_REQUEST_: Search the records below for the word "pong". Pull out each line that has it.

Saved data entries:

▬▬▬

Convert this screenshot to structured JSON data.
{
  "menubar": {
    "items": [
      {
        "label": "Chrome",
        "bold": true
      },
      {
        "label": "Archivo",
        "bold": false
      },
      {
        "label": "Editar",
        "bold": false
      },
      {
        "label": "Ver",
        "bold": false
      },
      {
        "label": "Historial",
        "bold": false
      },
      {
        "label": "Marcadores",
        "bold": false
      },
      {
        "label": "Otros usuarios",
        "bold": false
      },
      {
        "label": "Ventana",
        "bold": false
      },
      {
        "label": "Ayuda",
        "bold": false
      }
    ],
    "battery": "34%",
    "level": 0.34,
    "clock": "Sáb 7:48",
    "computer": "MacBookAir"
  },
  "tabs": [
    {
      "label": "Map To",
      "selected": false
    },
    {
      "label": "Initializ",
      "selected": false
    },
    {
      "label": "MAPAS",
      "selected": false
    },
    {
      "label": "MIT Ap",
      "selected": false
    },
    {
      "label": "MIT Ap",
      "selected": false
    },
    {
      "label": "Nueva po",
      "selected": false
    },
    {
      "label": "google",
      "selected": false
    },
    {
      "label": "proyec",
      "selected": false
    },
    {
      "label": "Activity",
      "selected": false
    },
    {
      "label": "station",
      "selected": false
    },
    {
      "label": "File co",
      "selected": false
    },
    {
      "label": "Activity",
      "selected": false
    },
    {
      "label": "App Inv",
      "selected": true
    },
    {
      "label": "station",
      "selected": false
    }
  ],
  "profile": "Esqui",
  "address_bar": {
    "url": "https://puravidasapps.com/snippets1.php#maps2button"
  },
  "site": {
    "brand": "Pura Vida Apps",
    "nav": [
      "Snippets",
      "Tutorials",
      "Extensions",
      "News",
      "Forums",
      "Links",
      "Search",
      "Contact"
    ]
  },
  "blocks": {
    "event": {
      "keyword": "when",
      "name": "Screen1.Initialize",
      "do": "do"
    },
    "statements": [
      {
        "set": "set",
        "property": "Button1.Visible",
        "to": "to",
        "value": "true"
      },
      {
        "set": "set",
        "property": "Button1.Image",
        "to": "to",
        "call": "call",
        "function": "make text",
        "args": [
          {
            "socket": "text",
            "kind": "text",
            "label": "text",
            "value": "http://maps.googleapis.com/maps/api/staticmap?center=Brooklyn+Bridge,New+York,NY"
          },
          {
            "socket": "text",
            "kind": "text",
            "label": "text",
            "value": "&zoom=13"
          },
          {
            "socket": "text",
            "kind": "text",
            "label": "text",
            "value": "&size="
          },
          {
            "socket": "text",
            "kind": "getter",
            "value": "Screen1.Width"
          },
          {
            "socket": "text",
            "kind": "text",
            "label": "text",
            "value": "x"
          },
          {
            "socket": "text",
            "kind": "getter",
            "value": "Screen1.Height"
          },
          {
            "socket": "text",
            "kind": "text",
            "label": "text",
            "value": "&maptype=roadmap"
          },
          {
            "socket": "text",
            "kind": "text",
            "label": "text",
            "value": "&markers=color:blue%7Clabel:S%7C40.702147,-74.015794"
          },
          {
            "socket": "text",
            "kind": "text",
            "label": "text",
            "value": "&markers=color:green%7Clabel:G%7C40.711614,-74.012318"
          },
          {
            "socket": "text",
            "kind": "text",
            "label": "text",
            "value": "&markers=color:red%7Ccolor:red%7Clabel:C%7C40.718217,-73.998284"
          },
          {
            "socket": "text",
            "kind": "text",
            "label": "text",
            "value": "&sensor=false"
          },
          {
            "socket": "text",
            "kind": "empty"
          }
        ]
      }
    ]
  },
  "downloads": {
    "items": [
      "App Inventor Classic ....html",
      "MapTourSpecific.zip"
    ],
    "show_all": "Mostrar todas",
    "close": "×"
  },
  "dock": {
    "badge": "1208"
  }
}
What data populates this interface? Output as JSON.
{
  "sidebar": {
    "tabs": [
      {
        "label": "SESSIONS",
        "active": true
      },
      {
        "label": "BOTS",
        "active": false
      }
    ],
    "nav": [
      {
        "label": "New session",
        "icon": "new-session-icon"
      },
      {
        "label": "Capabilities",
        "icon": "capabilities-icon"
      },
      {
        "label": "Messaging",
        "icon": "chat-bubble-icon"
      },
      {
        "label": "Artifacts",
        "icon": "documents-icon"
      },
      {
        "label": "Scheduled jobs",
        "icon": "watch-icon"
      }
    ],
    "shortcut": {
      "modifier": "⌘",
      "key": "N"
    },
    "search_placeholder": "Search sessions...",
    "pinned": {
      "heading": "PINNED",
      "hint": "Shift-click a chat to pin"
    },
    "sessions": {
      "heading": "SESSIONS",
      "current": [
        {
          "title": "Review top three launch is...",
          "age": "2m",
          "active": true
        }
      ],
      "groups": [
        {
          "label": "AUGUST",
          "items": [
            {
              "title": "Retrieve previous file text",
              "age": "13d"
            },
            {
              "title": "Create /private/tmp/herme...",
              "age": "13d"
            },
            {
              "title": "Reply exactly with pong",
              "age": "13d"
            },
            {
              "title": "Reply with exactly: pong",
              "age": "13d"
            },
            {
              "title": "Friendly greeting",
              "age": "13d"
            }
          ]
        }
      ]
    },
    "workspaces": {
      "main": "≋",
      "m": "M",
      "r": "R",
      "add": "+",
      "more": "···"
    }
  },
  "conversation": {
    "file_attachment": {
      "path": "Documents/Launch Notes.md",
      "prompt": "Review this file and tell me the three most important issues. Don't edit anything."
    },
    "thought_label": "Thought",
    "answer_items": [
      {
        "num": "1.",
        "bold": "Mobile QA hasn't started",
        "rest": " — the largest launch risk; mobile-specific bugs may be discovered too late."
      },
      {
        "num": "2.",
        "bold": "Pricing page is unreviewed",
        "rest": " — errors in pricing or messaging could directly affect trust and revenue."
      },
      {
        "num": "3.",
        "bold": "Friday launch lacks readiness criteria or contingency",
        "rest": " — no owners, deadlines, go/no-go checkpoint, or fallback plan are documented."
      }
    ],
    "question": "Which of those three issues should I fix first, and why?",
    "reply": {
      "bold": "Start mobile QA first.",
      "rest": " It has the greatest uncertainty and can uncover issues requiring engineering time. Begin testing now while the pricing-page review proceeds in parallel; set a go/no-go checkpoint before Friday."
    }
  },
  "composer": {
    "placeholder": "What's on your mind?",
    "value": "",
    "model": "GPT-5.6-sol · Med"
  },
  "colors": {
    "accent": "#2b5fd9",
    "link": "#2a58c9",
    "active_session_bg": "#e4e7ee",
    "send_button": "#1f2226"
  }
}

▬▬▬

_SOLUTION FOR THIS TASK_:
              "title": "Reply exactly with pong",
              "title": "Reply with exactly: pong",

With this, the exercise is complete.